▶ Exercise directions:
Identify and pull out each line of the entries in which "ffffff" occurs.

▶ Information provided:
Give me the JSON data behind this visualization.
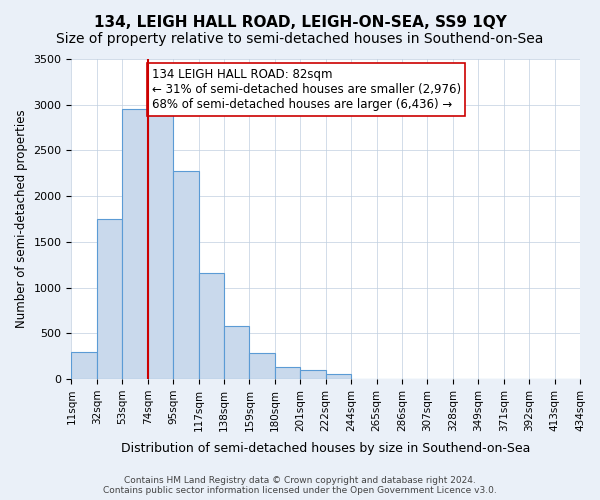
{
  "title": "134, LEIGH HALL ROAD, LEIGH-ON-SEA, SS9 1QY",
  "subtitle": "Size of property relative to semi-detached houses in Southend-on-Sea",
  "xlabel": "Distribution of semi-detached houses by size in Southend-on-Sea",
  "ylabel": "Number of semi-detached properties",
  "footer": "Contains HM Land Registry data © Crown copyright and database right 2024.\nContains public sector information licensed under the Open Government Licence v3.0.",
  "tick_labels": [
    "11sqm",
    "32sqm",
    "53sqm",
    "74sqm",
    "95sqm",
    "117sqm",
    "138sqm",
    "159sqm",
    "180sqm",
    "201sqm",
    "222sqm",
    "244sqm",
    "265sqm",
    "286sqm",
    "307sqm",
    "328sqm",
    "349sqm",
    "371sqm",
    "392sqm",
    "413sqm",
    "434sqm"
  ],
  "bar_values": [
    300,
    1750,
    2950,
    2950,
    2280,
    1160,
    580,
    280,
    130,
    100,
    60,
    0,
    0,
    0,
    0,
    0,
    0,
    0,
    0,
    0
  ],
  "bar_color": "#c9d9ec",
  "bar_edge_color": "#5b9bd5",
  "vline_x": 3,
  "vline_color": "#cc0000",
  "annotation_text": "134 LEIGH HALL ROAD: 82sqm\n← 31% of semi-detached houses are smaller (2,976)\n68% of semi-detached houses are larger (6,436) →",
  "annotation_box_color": "#ffffff",
  "annotation_box_edge": "#cc0000",
  "ylim": [
    0,
    3500
  ],
  "yticks": [
    0,
    500,
    1000,
    1500,
    2000,
    2500,
    3000,
    3500
  ],
  "bg_color": "#eaf0f8",
  "plot_bg_color": "#ffffff",
  "title_fontsize": 11,
  "subtitle_fontsize": 10,
  "annotation_fontsize": 8.5
}
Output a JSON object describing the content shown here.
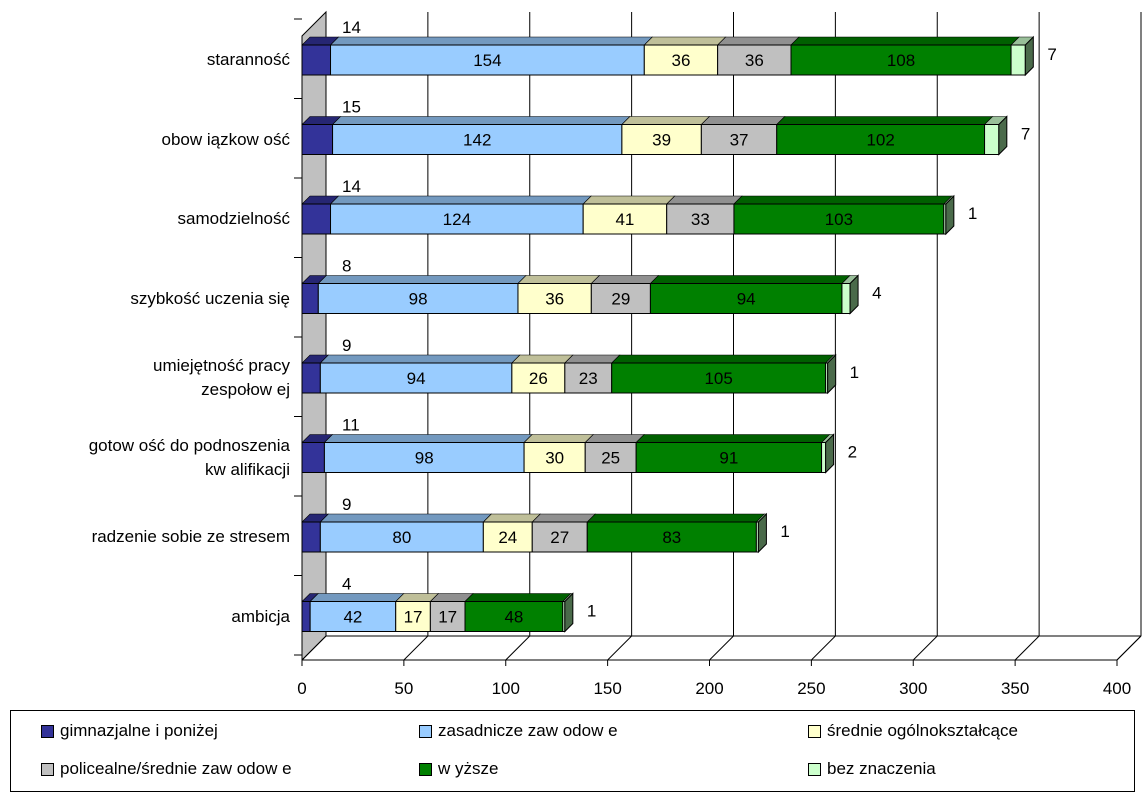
{
  "chart_data": {
    "type": "bar",
    "orientation": "horizontal",
    "stacked": true,
    "categories": [
      "staranność",
      "obow iązkow ość",
      "samodzielność",
      "szybkość uczenia się",
      "umiejętność pracy\nzespołow ej",
      "gotow ość do podnoszenia\nkw alifikacji",
      "radzenie sobie ze stresem",
      "ambicja"
    ],
    "series": [
      {
        "name": "gimnazjalne i poniżej",
        "color": "#333399",
        "values": [
          14,
          15,
          14,
          8,
          9,
          11,
          9,
          4
        ]
      },
      {
        "name": "zasadnicze zaw odow e",
        "color": "#99CCFF",
        "values": [
          154,
          142,
          124,
          98,
          94,
          98,
          80,
          42
        ]
      },
      {
        "name": "średnie ogólnokształcące",
        "color": "#FFFFCC",
        "values": [
          36,
          39,
          41,
          36,
          26,
          30,
          24,
          17
        ]
      },
      {
        "name": "policealne/średnie zaw odow e",
        "color": "#C0C0C0",
        "values": [
          36,
          37,
          33,
          29,
          23,
          25,
          27,
          17
        ]
      },
      {
        "name": "w yższe",
        "color": "#008000",
        "values": [
          108,
          102,
          103,
          94,
          105,
          91,
          83,
          48
        ]
      },
      {
        "name": "bez znaczenia",
        "color": "#CCFFCC",
        "values": [
          7,
          7,
          1,
          4,
          1,
          2,
          1,
          1
        ]
      }
    ],
    "x_ticks": [
      "0",
      "50",
      "100",
      "150",
      "200",
      "250",
      "300",
      "350",
      "400"
    ],
    "xlim": [
      0,
      400
    ],
    "grid": true,
    "legend_position": "bottom"
  }
}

▶ Solution to this exercise:
  "annotation_box_color": "#ffffff",
  "plot_bg_color": "#ffffff",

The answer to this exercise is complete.